[Extracted data entries]
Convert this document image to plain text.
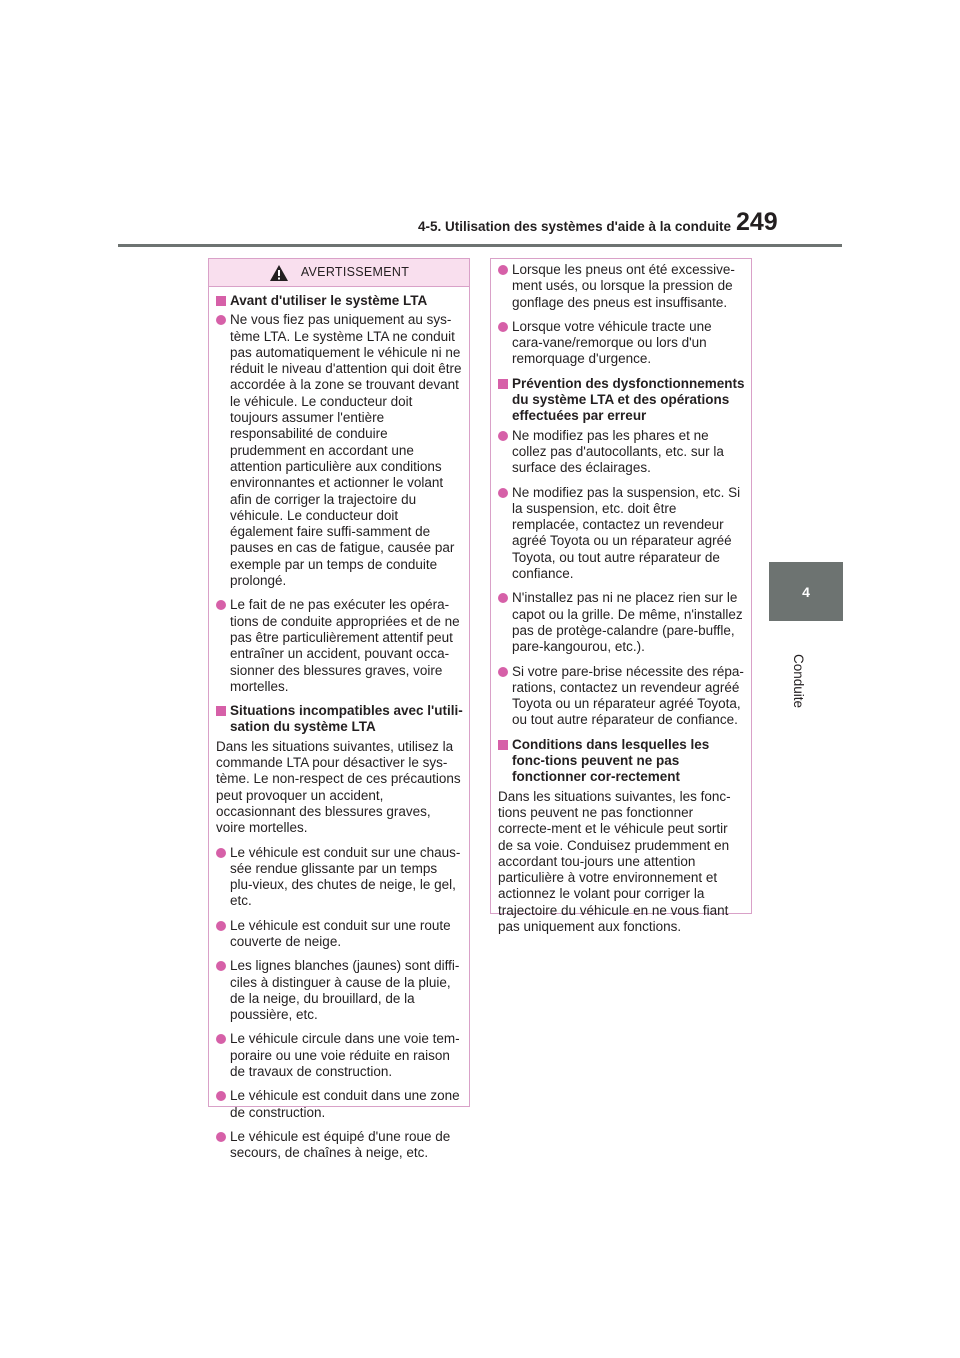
4-5. Utilisation des systèmes d'aide à la conduite 249
4
Conduite
AVERTISSEMENT
Avant d'utiliser le système LTA
Ne vous fiez pas uniquement au sys-tème LTA. Le système LTA ne conduit pas automatiquement le véhicule ni ne réduit le niveau d'attention qui doit être accordée à la zone se trouvant devant le véhicule. Le conducteur doit toujours assumer l'entière responsabilité de conduire prudemment en accordant une attention particulière aux conditions environnantes et actionner le volant afin de corriger la trajectoire du véhicule. Le conducteur doit également faire suffi-samment de pauses en cas de fatigue, causée par exemple par un temps de conduite prolongé.
Le fait de ne pas exécuter les opéra-tions de conduite appropriées et de ne pas être particulièrement attentif peut entraîner un accident, pouvant occa-sionner des blessures graves, voire mortelles.
Situations incompatibles avec l'utili-sation du système LTA

Dans les situations suivantes, utilisez la commande LTA pour désactiver le sys-tème. Le non-respect de ces précautions peut provoquer un accident, occasionnant des blessures graves, voire mortelles.

Le véhicule est conduit sur une chaus-sée rendue glissante par un temps plu-vieux, des chutes de neige, le gel, etc.
Le véhicule est conduit sur une route couverte de neige.
Les lignes blanches (jaunes) sont diffi-ciles à distinguer à cause de la pluie, de la neige, du brouillard, de la poussière, etc.
Le véhicule circule dans une voie tem-poraire ou une voie réduite en raison de travaux de construction.
Le véhicule est conduit dans une zone de construction.
Le véhicule est équipé d'une roue de secours, de chaînes à neige, etc.
Lorsque les pneus ont été excessive-ment usés, ou lorsque la pression de gonflage des pneus est insuffisante.
Lorsque votre véhicule tracte une cara-vane/remorque ou lors d'un remorquage d'urgence.
Prévention des dysfonctionnements du système LTA et des opérations effectuées par erreur
Ne modifiez pas les phares et ne collez pas d'autocollants, etc. sur la surface des éclairages.
Ne modifiez pas la suspension, etc. Si la suspension, etc. doit être remplacée, contactez un revendeur agréé Toyota ou un réparateur agréé Toyota, ou tout autre réparateur de confiance.
N'installez pas ni ne placez rien sur le capot ou la grille. De même, n'installez pas de protège-calandre (pare-buffle, pare-kangourou, etc.).
Si votre pare-brise nécessite des répa-rations, contactez un revendeur agréé Toyota ou un réparateur agréé Toyota, ou tout autre réparateur de confiance.
Conditions dans lesquelles les fonc-tions peuvent ne pas fonctionner cor-rectement

Dans les situations suivantes, les fonc-tions peuvent ne pas fonctionner correcte-ment et le véhicule peut sortir de sa voie. Conduisez prudemment en accordant tou-jours une attention particulière à votre environnement et actionnez le volant pour corriger la trajectoire du véhicule en ne vous fiant pas uniquement aux fonctions.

Set problem =
Set down the lines of the records above exactly, apart from the pictures.

Task result =
Convert this document image to plain text.
4-5. Utilisation des systèmes d'aide à la conduite 249
4
Conduite
AVERTISSEMENT
Avant d'utiliser le système LTA
Ne vous fiez pas uniquement au sys-tème LTA. Le système LTA ne conduit pas automatiquement le véhicule ni ne réduit le niveau d'attention qui doit être accordée à la zone se trouvant devant le véhicule. Le conducteur doit toujours assumer l'entière responsabilité de conduire prudemment en accordant une attention particulière aux conditions environnantes et actionner le volant afin de corriger la trajectoire du véhicule. Le conducteur doit également faire suffi-samment de pauses en cas de fatigue, causée par exemple par un temps de conduite prolongé.
Le fait de ne pas exécuter les opéra-tions de conduite appropriées et de ne pas être particulièrement attentif peut entraîner un accident, pouvant occa-sionner des blessures graves, voire mortelles.
Situations incompatibles avec l'utili-sation du système LTA

Dans les situations suivantes, utilisez la commande LTA pour désactiver le sys-tème. Le non-respect de ces précautions peut provoquer un accident, occasionnant des blessures graves, voire mortelles.

Le véhicule est conduit sur une chaus-sée rendue glissante par un temps plu-vieux, des chutes de neige, le gel, etc.
Le véhicule est conduit sur une route couverte de neige.
Les lignes blanches (jaunes) sont diffi-ciles à distinguer à cause de la pluie, de la neige, du brouillard, de la poussière, etc.
Le véhicule circule dans une voie tem-poraire ou une voie réduite en raison de travaux de construction.
Le véhicule est conduit dans une zone de construction.
Le véhicule est équipé d'une roue de secours, de chaînes à neige, etc.
Lorsque les pneus ont été excessive-ment usés, ou lorsque la pression de gonflage des pneus est insuffisante.
Lorsque votre véhicule tracte une cara-vane/remorque ou lors d'un remorquage d'urgence.
Prévention des dysfonctionnements du système LTA et des opérations effectuées par erreur
Ne modifiez pas les phares et ne collez pas d'autocollants, etc. sur la surface des éclairages.
Ne modifiez pas la suspension, etc. Si la suspension, etc. doit être remplacée, contactez un revendeur agréé Toyota ou un réparateur agréé Toyota, ou tout autre réparateur de confiance.
N'installez pas ni ne placez rien sur le capot ou la grille. De même, n'installez pas de protège-calandre (pare-buffle, pare-kangourou, etc.).
Si votre pare-brise nécessite des répa-rations, contactez un revendeur agréé Toyota ou un réparateur agréé Toyota, ou tout autre réparateur de confiance.
Conditions dans lesquelles les fonc-tions peuvent ne pas fonctionner cor-rectement

Dans les situations suivantes, les fonc-tions peuvent ne pas fonctionner correcte-ment et le véhicule peut sortir de sa voie. Conduisez prudemment en accordant tou-jours une attention particulière à votre environnement et actionnez le volant pour corriger la trajectoire du véhicule en ne vous fiant pas uniquement aux fonctions.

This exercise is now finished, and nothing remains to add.